- Stated problem
The listing beneath should be written out in full, exactly as shown.

- Input for this task
______

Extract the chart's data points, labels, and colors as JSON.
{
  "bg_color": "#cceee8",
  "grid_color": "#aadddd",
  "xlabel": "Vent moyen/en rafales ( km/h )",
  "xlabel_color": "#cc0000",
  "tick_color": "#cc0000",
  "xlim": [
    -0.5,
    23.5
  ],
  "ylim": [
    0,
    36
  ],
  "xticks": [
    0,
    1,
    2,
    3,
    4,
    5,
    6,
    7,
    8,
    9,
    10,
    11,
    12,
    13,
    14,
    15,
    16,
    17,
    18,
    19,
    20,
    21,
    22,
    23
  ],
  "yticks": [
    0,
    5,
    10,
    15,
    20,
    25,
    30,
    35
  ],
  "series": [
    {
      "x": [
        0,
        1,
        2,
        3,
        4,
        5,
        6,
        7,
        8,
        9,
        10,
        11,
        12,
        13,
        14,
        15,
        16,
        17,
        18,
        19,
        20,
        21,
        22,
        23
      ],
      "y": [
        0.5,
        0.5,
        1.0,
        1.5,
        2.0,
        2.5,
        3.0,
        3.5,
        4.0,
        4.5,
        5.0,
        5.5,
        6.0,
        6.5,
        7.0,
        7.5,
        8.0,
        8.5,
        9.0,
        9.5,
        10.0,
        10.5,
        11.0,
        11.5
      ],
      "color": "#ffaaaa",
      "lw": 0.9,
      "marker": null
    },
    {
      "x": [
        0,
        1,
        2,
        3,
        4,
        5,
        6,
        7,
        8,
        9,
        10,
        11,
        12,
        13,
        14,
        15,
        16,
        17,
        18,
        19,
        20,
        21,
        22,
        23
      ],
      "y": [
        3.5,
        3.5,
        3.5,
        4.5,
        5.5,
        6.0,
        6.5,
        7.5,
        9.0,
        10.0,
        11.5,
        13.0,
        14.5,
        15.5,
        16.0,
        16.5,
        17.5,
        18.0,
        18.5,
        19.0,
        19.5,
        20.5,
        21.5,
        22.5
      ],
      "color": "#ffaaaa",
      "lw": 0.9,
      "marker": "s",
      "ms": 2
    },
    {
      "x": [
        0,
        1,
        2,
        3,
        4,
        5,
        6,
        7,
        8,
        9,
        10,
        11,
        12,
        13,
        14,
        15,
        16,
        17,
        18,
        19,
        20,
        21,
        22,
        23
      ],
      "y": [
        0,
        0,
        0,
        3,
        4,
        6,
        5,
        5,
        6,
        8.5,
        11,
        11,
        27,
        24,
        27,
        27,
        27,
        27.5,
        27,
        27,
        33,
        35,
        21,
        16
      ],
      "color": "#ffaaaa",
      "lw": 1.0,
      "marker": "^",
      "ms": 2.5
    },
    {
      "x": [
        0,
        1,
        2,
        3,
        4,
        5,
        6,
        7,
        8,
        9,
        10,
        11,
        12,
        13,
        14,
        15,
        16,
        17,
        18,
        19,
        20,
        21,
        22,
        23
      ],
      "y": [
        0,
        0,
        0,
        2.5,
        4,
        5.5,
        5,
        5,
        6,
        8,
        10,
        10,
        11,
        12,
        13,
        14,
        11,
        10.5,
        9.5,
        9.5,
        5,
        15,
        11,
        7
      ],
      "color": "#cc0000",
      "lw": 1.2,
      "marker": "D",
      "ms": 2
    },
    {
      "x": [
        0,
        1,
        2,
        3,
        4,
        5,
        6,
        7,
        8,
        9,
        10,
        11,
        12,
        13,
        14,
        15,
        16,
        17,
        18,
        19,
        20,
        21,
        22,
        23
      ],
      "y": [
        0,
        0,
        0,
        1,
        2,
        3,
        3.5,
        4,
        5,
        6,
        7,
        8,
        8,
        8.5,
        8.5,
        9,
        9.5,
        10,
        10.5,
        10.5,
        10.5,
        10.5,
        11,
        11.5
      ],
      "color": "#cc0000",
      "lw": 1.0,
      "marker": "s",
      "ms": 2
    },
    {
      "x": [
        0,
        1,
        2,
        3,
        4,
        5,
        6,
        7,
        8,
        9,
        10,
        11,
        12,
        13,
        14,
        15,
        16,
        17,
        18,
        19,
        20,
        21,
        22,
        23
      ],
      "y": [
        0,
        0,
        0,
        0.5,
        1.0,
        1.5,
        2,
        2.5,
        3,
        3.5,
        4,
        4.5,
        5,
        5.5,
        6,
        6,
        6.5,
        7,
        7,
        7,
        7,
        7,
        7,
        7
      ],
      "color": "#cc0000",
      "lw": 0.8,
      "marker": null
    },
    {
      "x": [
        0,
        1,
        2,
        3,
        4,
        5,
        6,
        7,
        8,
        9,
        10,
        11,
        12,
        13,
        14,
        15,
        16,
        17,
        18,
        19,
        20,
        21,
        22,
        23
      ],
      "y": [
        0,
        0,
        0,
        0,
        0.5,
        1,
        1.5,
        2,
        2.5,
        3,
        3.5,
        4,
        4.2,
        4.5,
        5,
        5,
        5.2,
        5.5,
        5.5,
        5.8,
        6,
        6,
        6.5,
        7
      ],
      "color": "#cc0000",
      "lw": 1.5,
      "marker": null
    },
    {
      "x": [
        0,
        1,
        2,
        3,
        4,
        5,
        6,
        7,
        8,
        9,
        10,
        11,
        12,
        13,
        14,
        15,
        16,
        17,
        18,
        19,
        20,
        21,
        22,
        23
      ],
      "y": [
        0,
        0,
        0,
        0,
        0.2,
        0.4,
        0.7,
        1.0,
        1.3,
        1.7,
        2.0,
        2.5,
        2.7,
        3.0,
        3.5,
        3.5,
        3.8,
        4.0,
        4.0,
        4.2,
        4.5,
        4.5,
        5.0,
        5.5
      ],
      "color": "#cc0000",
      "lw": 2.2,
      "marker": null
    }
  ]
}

______

- Result below
Extract the chart's data points, labels, and colors as JSON.
{
  "bg_color": "#cceee8",
  "grid_color": "#aadddd",
  "xlabel": "Vent moyen/en rafales ( km/h )",
  "xlabel_color": "#cc0000",
  "tick_color": "#cc0000",
  "xlim": [
    -0.5,
    23.5
  ],
  "ylim": [
    0,
    36
  ],
  "xticks": [
    0,
    1,
    2,
    3,
    4,
    5,
    6,
    7,
    8,
    9,
    10,
    11,
    12,
    13,
    14,
    15,
    16,
    17,
    18,
    19,
    20,
    21,
    22,
    23
  ],
  "yticks": [
    0,
    5,
    10,
    15,
    20,
    25,
    30,
    35
  ],
  "series": [
    {
      "x": [
        0,
        1,
        2,
        3,
        4,
        5,
        6,
        7,
        8,
        9,
        10,
        11,
        12,
        13,
        14,
        15,
        16,
        17,
        18,
        19,
        20,
        21,
        22,
        23
      ],
      "y": [
        0.5,
        0.5,
        1.0,
        1.5,
        2.0,
        2.5,
        3.0,
        3.5,
        4.0,
        4.5,
        5.0,
        5.5,
        6.0,
        6.5,
        7.0,
        7.5,
        8.0,
        8.5,
        9.0,
        9.5,
        10.0,
        10.5,
        11.0,
        11.5
      ],
      "color": "#ffaaaa",
      "lw": 0.9,
      "marker": null
    },
    {
      "x": [
        0,
        1,
        2,
        3,
        4,
        5,
        6,
        7,
        8,
        9,
        10,
        11,
        12,
        13,
        14,
        15,
        16,
        17,
        18,
        19,
        20,
        21,
        22,
        23
      ],
      "y": [
        3.5,
        3.5,
        3.5,
        4.5,
        5.5,
        6.0,
        6.5,
        7.5,
        9.0,
        10.0,
        11.5,
        13.0,
        14.5,
        15.5,
        16.0,
        16.5,
        17.5,
        18.0,
        18.5,
        19.0,
        19.5,
        20.5,
        21.5,
        22.5
      ],
      "color": "#ffaaaa",
      "lw": 0.9,
      "marker": "s",
      "ms": 2
    },
    {
      "x": [
        0,
        1,
        2,
        3,
        4,
        5,
        6,
        7,
        8,
        9,
        10,
        11,
        12,
        13,
        14,
        15,
        16,
        17,
        18,
        19,
        20,
        21,
        22,
        23
      ],
      "y": [
        0,
        0,
        0,
        3,
        4,
        6,
        5,
        5,
        6,
        8.5,
        11,
        11,
        27,
        24,
        27,
        27,
        27,
        27.5,
        27,
        27,
        33,
        35,
        21,
        16
      ],
      "color": "#ffaaaa",
      "lw": 1.0,
      "marker": "^",
      "ms": 2.5
    },
    {
      "x": [
        0,
        1,
        2,
        3,
        4,
        5,
        6,
        7,
        8,
        9,
        10,
        11,
        12,
        13,
        14,
        15,
        16,
        17,
        18,
        19,
        20,
        21,
        22,
        23
      ],
      "y": [
        0,
        0,
        0,
        2.5,
        4,
        5.5,
        5,
        5,
        6,
        8,
        10,
        10,
        11,
        12,
        13,
        14,
        11,
        10.5,
        9.5,
        9.5,
        5,
        15,
        11,
        7
      ],
      "color": "#cc0000",
      "lw": 1.2,
      "marker": "D",
      "ms": 2
    },
    {
      "x": [
        0,
        1,
        2,
        3,
        4,
        5,
        6,
        7,
        8,
        9,
        10,
        11,
        12,
        13,
        14,
        15,
        16,
        17,
        18,
        19,
        20,
        21,
        22,
        23
      ],
      "y": [
        0,
        0,
        0,
        1,
        2,
        3,
        3.5,
        4,
        5,
        6,
        7,
        8,
        8,
        8.5,
        8.5,
        9,
        9.5,
        10,
        10.5,
        10.5,
        10.5,
        10.5,
        11,
        11.5
      ],
      "color": "#cc0000",
      "lw": 1.0,
      "marker": "s",
      "ms": 2
    },
    {
      "x": [
        0,
        1,
        2,
        3,
        4,
        5,
        6,
        7,
        8,
        9,
        10,
        11,
        12,
        13,
        14,
        15,
        16,
        17,
        18,
        19,
        20,
        21,
        22,
        23
      ],
      "y": [
        0,
        0,
        0,
        0.5,
        1.0,
        1.5,
        2,
        2.5,
        3,
        3.5,
        4,
        4.5,
        5,
        5.5,
        6,
        6,
        6.5,
        7,
        7,
        7,
        7,
        7,
        7,
        7
      ],
      "color": "#cc0000",
      "lw": 0.8,
      "marker": null
    },
    {
      "x": [
        0,
        1,
        2,
        3,
        4,
        5,
        6,
        7,
        8,
        9,
        10,
        11,
        12,
        13,
        14,
        15,
        16,
        17,
        18,
        19,
        20,
        21,
        22,
        23
      ],
      "y": [
        0,
        0,
        0,
        0,
        0.5,
        1,
        1.5,
        2,
        2.5,
        3,
        3.5,
        4,
        4.2,
        4.5,
        5,
        5,
        5.2,
        5.5,
        5.5,
        5.8,
        6,
        6,
        6.5,
        7
      ],
      "color": "#cc0000",
      "lw": 1.5,
      "marker": null
    },
    {
      "x": [
        0,
        1,
        2,
        3,
        4,
        5,
        6,
        7,
        8,
        9,
        10,
        11,
        12,
        13,
        14,
        15,
        16,
        17,
        18,
        19,
        20,
        21,
        22,
        23
      ],
      "y": [
        0,
        0,
        0,
        0,
        0.2,
        0.4,
        0.7,
        1.0,
        1.3,
        1.7,
        2.0,
        2.5,
        2.7,
        3.0,
        3.5,
        3.5,
        3.8,
        4.0,
        4.0,
        4.2,
        4.5,
        4.5,
        5.0,
        5.5
      ],
      "color": "#cc0000",
      "lw": 2.2,
      "marker": null
    }
  ]
}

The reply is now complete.